- **PROBLEM TO SOLVE**
Copy every one of these rows word for word.

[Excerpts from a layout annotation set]

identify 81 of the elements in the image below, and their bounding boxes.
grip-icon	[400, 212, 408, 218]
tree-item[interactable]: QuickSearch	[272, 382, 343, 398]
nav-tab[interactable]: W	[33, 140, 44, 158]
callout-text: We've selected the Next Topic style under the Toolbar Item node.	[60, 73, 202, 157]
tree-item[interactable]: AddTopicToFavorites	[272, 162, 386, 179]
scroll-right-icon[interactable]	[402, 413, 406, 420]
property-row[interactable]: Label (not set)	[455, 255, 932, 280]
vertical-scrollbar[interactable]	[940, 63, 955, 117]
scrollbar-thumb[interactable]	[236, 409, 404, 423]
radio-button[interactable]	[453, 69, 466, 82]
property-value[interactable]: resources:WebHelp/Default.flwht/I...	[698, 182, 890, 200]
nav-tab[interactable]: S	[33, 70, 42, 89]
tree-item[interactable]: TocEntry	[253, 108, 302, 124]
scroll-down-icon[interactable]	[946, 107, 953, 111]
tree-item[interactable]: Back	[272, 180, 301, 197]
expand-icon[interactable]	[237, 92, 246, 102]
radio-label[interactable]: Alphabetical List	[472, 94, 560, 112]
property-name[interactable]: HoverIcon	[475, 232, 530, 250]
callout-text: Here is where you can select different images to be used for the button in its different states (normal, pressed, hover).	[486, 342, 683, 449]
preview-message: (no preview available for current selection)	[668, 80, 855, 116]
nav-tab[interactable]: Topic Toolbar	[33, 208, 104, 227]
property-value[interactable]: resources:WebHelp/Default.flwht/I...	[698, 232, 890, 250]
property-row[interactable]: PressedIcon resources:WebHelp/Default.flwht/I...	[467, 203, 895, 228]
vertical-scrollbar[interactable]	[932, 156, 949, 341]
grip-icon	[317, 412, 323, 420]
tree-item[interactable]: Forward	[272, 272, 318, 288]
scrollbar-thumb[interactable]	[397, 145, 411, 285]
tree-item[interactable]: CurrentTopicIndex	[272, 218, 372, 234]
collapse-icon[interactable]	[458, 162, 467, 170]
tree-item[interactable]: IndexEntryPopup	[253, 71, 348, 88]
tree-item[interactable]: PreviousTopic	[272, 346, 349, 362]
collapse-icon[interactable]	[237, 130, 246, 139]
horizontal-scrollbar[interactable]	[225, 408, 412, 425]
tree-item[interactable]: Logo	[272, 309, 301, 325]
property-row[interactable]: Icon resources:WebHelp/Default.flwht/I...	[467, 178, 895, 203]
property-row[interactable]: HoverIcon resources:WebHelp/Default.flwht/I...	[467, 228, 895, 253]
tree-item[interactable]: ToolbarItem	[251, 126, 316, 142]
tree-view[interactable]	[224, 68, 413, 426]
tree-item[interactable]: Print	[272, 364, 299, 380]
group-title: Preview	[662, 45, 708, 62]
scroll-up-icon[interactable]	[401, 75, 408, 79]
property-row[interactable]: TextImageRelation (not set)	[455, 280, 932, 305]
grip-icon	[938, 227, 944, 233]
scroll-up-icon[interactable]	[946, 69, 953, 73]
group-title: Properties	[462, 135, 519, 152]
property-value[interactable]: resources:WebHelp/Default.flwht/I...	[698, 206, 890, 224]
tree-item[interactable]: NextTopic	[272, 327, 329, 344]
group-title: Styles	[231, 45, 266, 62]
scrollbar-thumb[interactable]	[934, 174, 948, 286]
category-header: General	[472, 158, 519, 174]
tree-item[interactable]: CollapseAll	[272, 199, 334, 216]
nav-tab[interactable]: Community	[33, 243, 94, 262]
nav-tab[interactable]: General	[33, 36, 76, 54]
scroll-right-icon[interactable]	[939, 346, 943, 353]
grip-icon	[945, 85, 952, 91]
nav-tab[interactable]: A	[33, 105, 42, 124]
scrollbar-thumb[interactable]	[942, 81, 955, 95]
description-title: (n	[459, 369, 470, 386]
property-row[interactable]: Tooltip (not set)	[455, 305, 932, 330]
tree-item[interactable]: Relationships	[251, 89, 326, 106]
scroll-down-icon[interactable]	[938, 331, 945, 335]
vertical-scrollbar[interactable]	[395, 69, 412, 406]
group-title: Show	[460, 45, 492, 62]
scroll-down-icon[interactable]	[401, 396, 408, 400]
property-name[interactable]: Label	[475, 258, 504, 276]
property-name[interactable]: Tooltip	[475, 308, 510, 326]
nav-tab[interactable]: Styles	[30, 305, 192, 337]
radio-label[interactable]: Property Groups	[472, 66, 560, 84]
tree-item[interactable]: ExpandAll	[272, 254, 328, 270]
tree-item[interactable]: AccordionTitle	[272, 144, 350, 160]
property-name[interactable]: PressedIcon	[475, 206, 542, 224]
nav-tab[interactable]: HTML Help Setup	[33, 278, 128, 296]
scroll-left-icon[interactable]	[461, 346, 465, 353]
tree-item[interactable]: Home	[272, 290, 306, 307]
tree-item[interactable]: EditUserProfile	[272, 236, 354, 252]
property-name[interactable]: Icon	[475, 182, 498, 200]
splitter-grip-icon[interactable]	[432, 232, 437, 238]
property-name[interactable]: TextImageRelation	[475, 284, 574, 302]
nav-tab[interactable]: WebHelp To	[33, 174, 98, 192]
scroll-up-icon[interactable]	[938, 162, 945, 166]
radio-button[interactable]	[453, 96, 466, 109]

- **EXERCISE OUTPUT**
identify 81 of the elements in the image below, and their bounding boxes.
grip-icon	[400, 212, 408, 218]
tree-item[interactable]: QuickSearch	[272, 382, 343, 398]
nav-tab[interactable]: W	[33, 140, 44, 158]
callout-text: We've selected the Next Topic style under the Toolbar Item node.	[60, 73, 202, 157]
tree-item[interactable]: AddTopicToFavorites	[272, 162, 386, 179]
scroll-right-icon[interactable]	[402, 413, 406, 420]
property-row[interactable]: Label (not set)	[455, 255, 932, 280]
vertical-scrollbar[interactable]	[940, 63, 955, 117]
scrollbar-thumb[interactable]	[236, 409, 404, 423]
radio-button[interactable]	[453, 69, 466, 82]
property-value[interactable]: resources:WebHelp/Default.flwht/I...	[698, 182, 890, 200]
nav-tab[interactable]: S	[33, 70, 42, 89]
tree-item[interactable]: TocEntry	[253, 108, 302, 124]
scroll-down-icon[interactable]	[946, 107, 953, 111]
tree-item[interactable]: Back	[272, 180, 301, 197]
expand-icon[interactable]	[237, 92, 246, 102]
radio-label[interactable]: Alphabetical List	[472, 94, 560, 112]
property-name[interactable]: HoverIcon	[475, 232, 530, 250]
callout-text: Here is where you can select different images to be used for the button in its different states (normal, pressed, hover).	[486, 342, 683, 449]
preview-message: (no preview available for current selection)	[668, 80, 855, 116]
nav-tab[interactable]: Topic Toolbar	[33, 208, 104, 227]
property-value[interactable]: resources:WebHelp/Default.flwht/I...	[698, 232, 890, 250]
property-row[interactable]: PressedIcon resources:WebHelp/Default.flwht/I...	[467, 203, 895, 228]
vertical-scrollbar[interactable]	[932, 156, 949, 341]
grip-icon	[317, 412, 323, 420]
tree-item[interactable]: Forward	[272, 272, 318, 288]
scrollbar-thumb[interactable]	[397, 145, 411, 285]
tree-item[interactable]: CurrentTopicIndex	[272, 218, 372, 234]
collapse-icon[interactable]	[458, 162, 467, 170]
tree-item[interactable]: IndexEntryPopup	[253, 71, 348, 88]
tree-item[interactable]: PreviousTopic	[272, 346, 349, 362]
collapse-icon[interactable]	[237, 130, 246, 139]
horizontal-scrollbar[interactable]	[225, 408, 412, 425]
tree-item[interactable]: Logo	[272, 309, 301, 325]
property-row[interactable]: Icon resources:WebHelp/Default.flwht/I...	[467, 178, 895, 203]
property-row[interactable]: HoverIcon resources:WebHelp/Default.flwht/I...	[467, 228, 895, 253]
tree-item[interactable]: ToolbarItem	[251, 126, 316, 142]
tree-view[interactable]	[224, 68, 413, 426]
tree-item[interactable]: Print	[272, 364, 299, 380]
group-title: Preview	[662, 45, 708, 62]
scroll-up-icon[interactable]	[401, 75, 408, 79]
property-row[interactable]: TextImageRelation (not set)	[455, 280, 932, 305]
grip-icon	[938, 227, 944, 233]
scroll-up-icon[interactable]	[946, 69, 953, 73]
group-title: Properties	[462, 135, 519, 152]
property-value[interactable]: resources:WebHelp/Default.flwht/I...	[698, 206, 890, 224]
tree-item[interactable]: NextTopic	[272, 327, 329, 344]
group-title: Styles	[231, 45, 266, 62]
scrollbar-thumb[interactable]	[934, 174, 948, 286]
category-header: General	[472, 158, 519, 174]
tree-item[interactable]: CollapseAll	[272, 199, 334, 216]
nav-tab[interactable]: Community	[33, 243, 94, 262]
nav-tab[interactable]: General	[33, 36, 76, 54]
scroll-right-icon[interactable]	[939, 346, 943, 353]
grip-icon	[945, 85, 952, 91]
nav-tab[interactable]: A	[33, 105, 42, 124]
scrollbar-thumb[interactable]	[942, 81, 955, 95]
description-title: (n	[459, 369, 470, 386]
property-row[interactable]: Tooltip (not set)	[455, 305, 932, 330]
tree-item[interactable]: Relationships	[251, 89, 326, 106]
scroll-down-icon[interactable]	[938, 331, 945, 335]
vertical-scrollbar[interactable]	[395, 69, 412, 406]
group-title: Show	[460, 45, 492, 62]
scroll-down-icon[interactable]	[401, 396, 408, 400]
property-name[interactable]: Label	[475, 258, 504, 276]
property-name[interactable]: Tooltip	[475, 308, 510, 326]
nav-tab[interactable]: Styles	[30, 305, 192, 337]
radio-label[interactable]: Property Groups	[472, 66, 560, 84]
tree-item[interactable]: ExpandAll	[272, 254, 328, 270]
tree-item[interactable]: AccordionTitle	[272, 144, 350, 160]
property-name[interactable]: PressedIcon	[475, 206, 542, 224]
nav-tab[interactable]: HTML Help Setup	[33, 278, 128, 296]
scroll-left-icon[interactable]	[461, 346, 465, 353]
tree-item[interactable]: Home	[272, 290, 306, 307]
tree-item[interactable]: EditUserProfile	[272, 236, 354, 252]
property-name[interactable]: Icon	[475, 182, 498, 200]
splitter-grip-icon[interactable]	[432, 232, 437, 238]
property-name[interactable]: TextImageRelation	[475, 284, 574, 302]
nav-tab[interactable]: WebHelp To	[33, 174, 98, 192]
scroll-up-icon[interactable]	[938, 162, 945, 166]
radio-button[interactable]	[453, 96, 466, 109]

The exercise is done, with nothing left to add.